_Stored items_
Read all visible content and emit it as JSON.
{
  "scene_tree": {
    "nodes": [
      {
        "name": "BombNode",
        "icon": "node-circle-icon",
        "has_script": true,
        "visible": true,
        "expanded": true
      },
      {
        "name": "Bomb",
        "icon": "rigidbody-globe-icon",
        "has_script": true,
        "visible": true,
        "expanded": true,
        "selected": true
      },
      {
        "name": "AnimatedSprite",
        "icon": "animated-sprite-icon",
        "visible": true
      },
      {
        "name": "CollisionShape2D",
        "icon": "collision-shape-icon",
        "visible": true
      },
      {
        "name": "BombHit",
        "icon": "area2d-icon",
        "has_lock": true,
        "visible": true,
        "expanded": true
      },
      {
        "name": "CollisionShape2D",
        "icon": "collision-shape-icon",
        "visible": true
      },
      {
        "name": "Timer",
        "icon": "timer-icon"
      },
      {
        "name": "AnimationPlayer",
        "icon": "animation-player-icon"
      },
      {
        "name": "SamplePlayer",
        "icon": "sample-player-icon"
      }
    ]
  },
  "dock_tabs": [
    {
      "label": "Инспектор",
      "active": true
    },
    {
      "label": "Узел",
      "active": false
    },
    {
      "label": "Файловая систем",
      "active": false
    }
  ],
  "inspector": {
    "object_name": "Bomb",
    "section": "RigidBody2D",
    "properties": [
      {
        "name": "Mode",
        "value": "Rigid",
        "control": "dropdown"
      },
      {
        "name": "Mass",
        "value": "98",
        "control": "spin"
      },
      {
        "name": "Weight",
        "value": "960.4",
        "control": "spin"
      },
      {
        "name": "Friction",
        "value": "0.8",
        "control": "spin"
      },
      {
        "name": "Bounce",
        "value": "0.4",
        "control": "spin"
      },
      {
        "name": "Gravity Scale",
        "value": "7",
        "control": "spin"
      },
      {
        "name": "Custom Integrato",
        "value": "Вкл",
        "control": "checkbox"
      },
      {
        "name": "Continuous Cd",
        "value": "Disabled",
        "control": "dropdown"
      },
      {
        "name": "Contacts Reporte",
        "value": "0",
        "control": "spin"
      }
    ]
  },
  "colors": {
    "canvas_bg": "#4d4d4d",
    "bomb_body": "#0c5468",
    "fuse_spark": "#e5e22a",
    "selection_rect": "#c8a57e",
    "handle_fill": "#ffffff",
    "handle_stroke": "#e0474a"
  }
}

_Problem statement_
State how many lines above contain the string "value", with no other words.

_Solution_
9